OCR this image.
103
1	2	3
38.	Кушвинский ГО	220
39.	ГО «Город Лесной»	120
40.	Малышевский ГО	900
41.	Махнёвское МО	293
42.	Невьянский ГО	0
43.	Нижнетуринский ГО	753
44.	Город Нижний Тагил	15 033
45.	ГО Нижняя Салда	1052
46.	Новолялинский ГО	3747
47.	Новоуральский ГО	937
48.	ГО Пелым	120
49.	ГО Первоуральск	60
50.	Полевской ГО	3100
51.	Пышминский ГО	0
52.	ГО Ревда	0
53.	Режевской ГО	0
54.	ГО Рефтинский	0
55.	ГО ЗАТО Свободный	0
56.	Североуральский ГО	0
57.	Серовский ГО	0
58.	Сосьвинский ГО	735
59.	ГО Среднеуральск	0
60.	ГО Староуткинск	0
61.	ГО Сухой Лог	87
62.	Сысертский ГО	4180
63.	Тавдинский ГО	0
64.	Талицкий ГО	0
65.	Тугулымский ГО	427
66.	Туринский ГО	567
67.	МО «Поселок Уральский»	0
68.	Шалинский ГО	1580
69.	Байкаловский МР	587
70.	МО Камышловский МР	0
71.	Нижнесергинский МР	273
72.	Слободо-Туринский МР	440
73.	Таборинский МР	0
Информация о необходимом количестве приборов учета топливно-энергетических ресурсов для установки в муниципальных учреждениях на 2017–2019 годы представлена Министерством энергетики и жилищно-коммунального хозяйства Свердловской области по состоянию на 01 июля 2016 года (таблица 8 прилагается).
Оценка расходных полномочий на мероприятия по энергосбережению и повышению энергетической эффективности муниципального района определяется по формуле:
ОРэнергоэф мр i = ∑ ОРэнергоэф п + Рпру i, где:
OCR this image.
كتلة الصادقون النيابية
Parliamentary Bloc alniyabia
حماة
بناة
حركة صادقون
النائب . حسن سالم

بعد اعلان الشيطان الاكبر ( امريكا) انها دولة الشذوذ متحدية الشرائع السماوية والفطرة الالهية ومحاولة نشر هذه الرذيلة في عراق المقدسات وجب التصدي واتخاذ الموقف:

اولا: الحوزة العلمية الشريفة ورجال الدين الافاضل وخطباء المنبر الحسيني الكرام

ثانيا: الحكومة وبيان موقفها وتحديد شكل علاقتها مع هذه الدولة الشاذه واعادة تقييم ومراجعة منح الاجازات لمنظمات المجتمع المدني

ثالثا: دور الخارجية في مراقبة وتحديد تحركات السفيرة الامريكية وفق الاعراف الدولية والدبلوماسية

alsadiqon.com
════
> GIVEN INSTRUCTION
Search the records above for "Город". Copy each line where it is found.

> RESPONSE BELOW
39.	ГО «Город Лесной»	120
44.	Город Нижний Тагил	15 033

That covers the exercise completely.